'''
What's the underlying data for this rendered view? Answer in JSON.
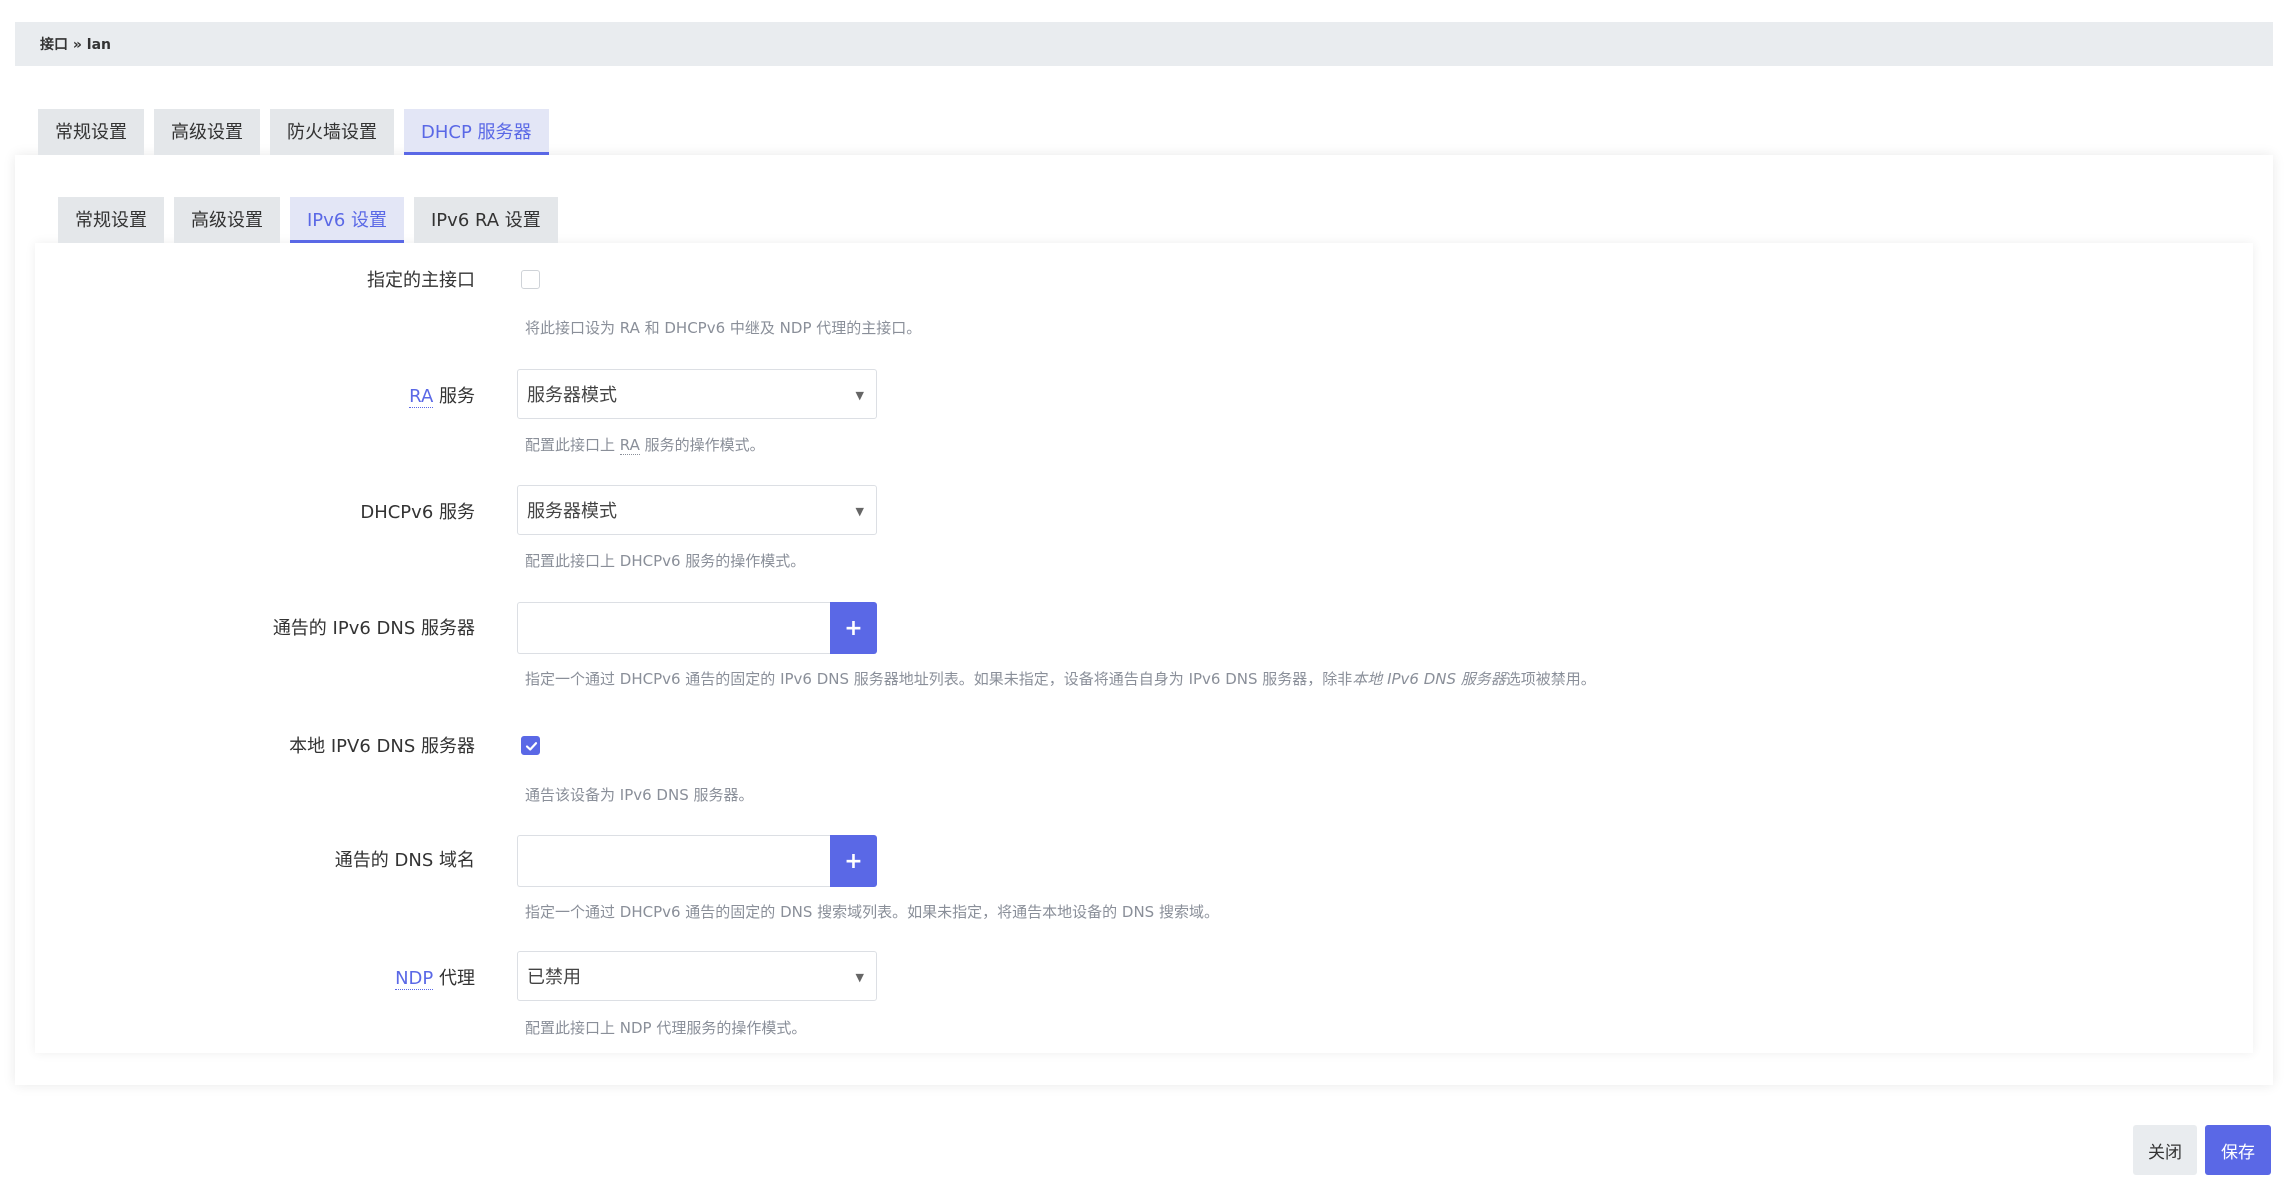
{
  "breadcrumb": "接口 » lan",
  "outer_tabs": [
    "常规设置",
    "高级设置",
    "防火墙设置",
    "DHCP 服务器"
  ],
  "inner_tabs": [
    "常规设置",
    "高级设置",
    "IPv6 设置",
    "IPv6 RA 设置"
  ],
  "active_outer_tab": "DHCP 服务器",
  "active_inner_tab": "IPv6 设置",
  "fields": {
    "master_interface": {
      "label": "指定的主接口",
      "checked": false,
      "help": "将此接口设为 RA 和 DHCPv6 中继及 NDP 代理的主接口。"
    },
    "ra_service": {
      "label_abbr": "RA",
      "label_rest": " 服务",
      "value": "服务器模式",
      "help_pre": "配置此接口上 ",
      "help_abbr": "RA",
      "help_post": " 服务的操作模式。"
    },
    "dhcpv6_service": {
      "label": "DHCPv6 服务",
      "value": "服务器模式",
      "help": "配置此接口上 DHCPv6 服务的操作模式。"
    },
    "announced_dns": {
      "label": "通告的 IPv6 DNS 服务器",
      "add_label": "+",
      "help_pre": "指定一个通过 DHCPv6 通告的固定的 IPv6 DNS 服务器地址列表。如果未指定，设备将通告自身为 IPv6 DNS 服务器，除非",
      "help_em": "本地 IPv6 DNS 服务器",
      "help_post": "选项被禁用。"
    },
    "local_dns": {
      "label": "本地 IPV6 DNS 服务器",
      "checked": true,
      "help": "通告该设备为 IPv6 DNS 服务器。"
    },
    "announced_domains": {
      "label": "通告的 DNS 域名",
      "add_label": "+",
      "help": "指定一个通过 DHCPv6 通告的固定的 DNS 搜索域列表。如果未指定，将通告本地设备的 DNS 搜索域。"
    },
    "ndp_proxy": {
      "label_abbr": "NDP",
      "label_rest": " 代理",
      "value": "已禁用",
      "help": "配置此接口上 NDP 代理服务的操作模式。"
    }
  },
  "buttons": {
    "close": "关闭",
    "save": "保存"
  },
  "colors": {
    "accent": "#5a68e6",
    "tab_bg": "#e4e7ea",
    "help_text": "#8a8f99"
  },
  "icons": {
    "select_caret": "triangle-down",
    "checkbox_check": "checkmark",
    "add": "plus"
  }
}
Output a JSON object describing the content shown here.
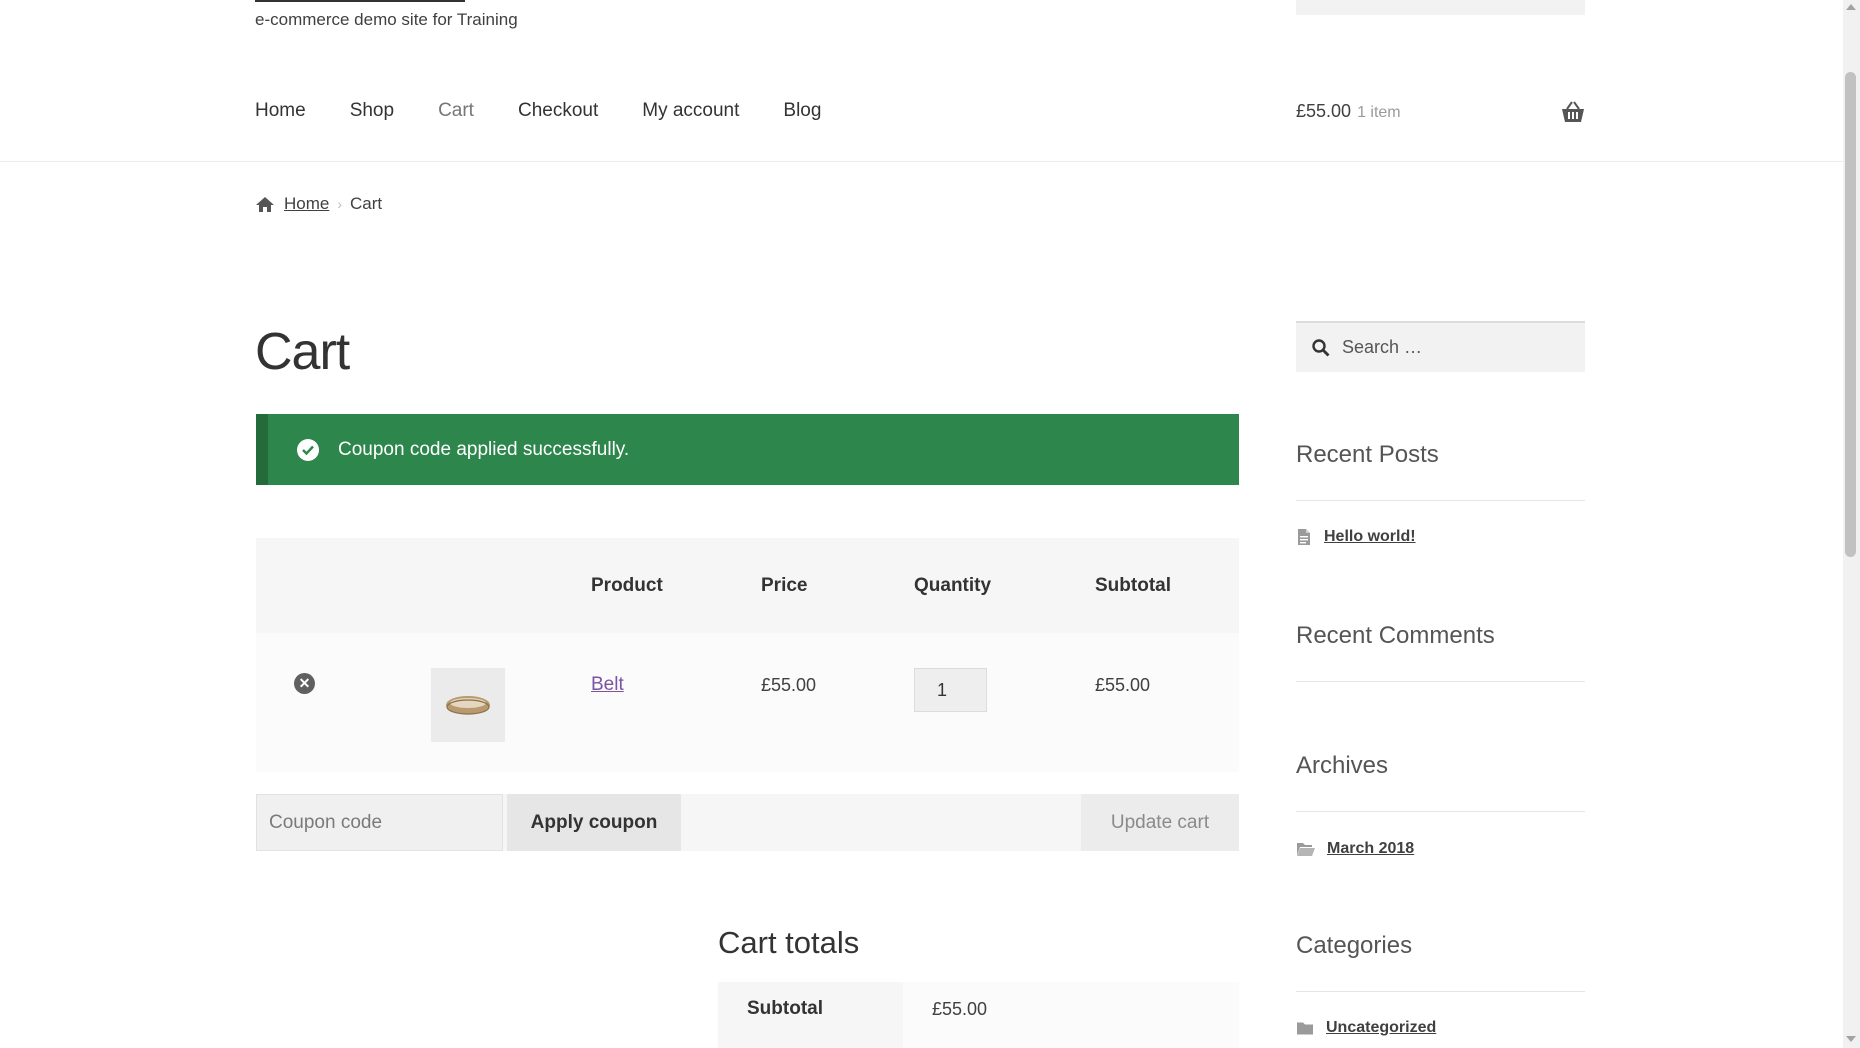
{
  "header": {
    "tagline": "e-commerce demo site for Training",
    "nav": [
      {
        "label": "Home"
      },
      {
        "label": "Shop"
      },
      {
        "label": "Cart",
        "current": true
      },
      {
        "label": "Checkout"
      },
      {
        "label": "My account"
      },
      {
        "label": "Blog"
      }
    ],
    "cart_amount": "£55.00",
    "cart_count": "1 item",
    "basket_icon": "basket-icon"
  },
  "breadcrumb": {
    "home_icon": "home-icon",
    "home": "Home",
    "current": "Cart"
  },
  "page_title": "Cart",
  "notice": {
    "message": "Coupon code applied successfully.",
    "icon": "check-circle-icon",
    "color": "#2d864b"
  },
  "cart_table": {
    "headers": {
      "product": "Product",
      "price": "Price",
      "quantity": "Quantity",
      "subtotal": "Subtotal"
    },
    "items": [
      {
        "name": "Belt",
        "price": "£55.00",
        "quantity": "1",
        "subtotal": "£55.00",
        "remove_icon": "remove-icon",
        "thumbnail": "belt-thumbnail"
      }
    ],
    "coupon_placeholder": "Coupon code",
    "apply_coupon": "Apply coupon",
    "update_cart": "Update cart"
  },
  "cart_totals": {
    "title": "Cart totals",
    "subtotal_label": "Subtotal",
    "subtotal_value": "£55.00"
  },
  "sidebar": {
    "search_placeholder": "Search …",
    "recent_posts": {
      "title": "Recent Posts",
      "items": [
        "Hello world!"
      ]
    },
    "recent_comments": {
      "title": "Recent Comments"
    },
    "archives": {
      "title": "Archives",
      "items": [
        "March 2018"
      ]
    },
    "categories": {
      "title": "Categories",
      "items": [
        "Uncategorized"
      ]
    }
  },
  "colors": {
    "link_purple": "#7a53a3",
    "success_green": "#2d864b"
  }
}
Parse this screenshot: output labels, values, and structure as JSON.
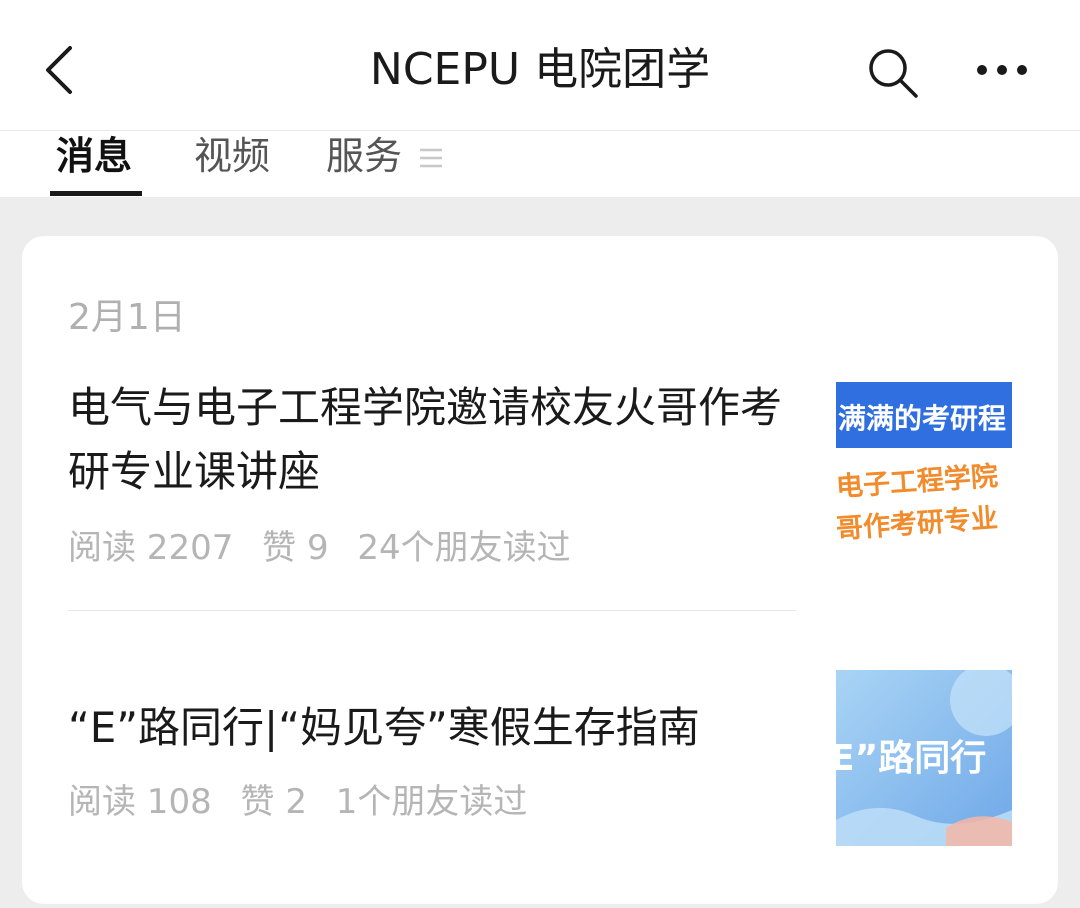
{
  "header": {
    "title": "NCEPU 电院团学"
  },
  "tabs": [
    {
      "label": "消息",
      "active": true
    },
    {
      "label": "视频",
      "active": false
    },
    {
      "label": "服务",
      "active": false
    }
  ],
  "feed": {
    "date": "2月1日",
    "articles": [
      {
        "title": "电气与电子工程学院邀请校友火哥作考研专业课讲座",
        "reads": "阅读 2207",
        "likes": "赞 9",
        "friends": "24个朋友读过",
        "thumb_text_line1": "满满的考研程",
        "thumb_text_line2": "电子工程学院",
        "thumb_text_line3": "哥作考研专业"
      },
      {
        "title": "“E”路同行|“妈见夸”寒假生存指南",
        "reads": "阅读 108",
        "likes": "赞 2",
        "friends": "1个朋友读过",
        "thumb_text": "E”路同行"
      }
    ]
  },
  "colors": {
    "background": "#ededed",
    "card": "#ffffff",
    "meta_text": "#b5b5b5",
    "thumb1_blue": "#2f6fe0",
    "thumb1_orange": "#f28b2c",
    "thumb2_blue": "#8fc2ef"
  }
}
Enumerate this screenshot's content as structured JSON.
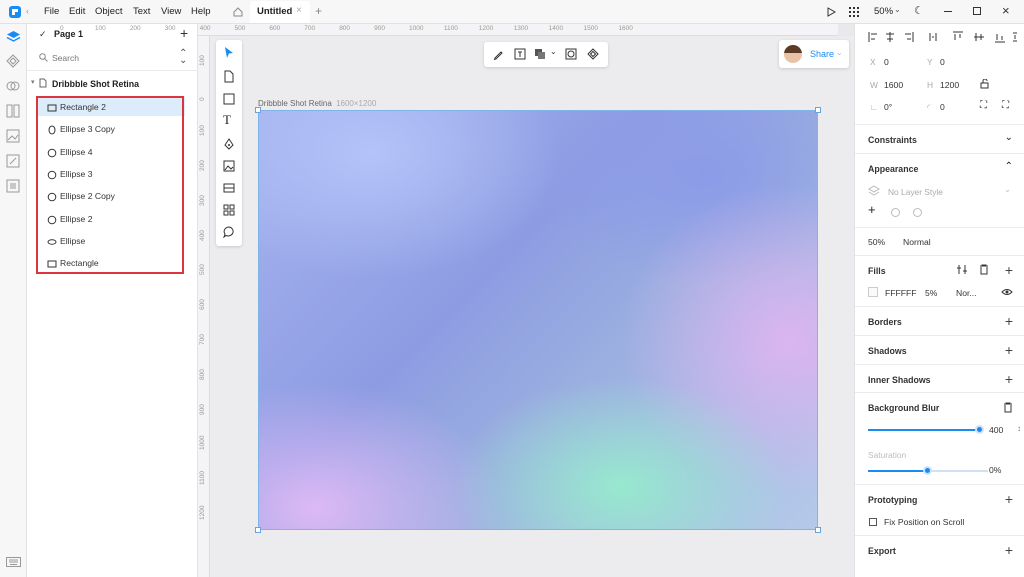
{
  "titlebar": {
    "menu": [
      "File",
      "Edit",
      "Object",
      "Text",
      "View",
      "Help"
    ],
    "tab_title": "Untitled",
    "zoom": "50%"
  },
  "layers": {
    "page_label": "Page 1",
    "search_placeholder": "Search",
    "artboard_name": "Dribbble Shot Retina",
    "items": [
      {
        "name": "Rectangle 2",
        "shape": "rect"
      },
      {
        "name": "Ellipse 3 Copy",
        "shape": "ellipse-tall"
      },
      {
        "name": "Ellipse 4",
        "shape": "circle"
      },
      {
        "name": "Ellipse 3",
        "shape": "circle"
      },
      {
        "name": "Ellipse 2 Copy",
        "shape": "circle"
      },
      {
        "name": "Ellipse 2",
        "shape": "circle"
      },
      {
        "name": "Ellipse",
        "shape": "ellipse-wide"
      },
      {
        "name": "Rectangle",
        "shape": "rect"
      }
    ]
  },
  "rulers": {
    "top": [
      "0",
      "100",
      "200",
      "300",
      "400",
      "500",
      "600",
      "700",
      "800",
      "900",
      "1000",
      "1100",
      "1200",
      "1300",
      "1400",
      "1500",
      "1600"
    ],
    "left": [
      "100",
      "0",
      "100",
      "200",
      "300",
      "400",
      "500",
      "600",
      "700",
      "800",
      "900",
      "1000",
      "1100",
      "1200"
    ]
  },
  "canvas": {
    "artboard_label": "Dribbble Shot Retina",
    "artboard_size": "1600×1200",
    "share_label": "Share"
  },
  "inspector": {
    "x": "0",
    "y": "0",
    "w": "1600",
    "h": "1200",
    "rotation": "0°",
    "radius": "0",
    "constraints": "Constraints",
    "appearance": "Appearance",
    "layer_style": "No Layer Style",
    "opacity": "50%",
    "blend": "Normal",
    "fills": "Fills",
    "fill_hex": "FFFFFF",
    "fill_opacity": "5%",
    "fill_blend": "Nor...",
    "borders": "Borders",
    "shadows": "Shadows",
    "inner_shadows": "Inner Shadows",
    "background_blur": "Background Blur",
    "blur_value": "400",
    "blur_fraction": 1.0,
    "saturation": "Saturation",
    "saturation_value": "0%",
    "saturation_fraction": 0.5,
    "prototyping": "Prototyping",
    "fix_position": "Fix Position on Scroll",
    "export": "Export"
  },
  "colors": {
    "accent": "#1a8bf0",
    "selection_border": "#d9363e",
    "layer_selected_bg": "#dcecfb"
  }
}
'''
▶ _SHORT TASK_:
Look through the entries above; copy every line holding the string "Search".

▶ _REPLY_:
    "search_placeholder": "Search …",
    "search_placeholder": "Search",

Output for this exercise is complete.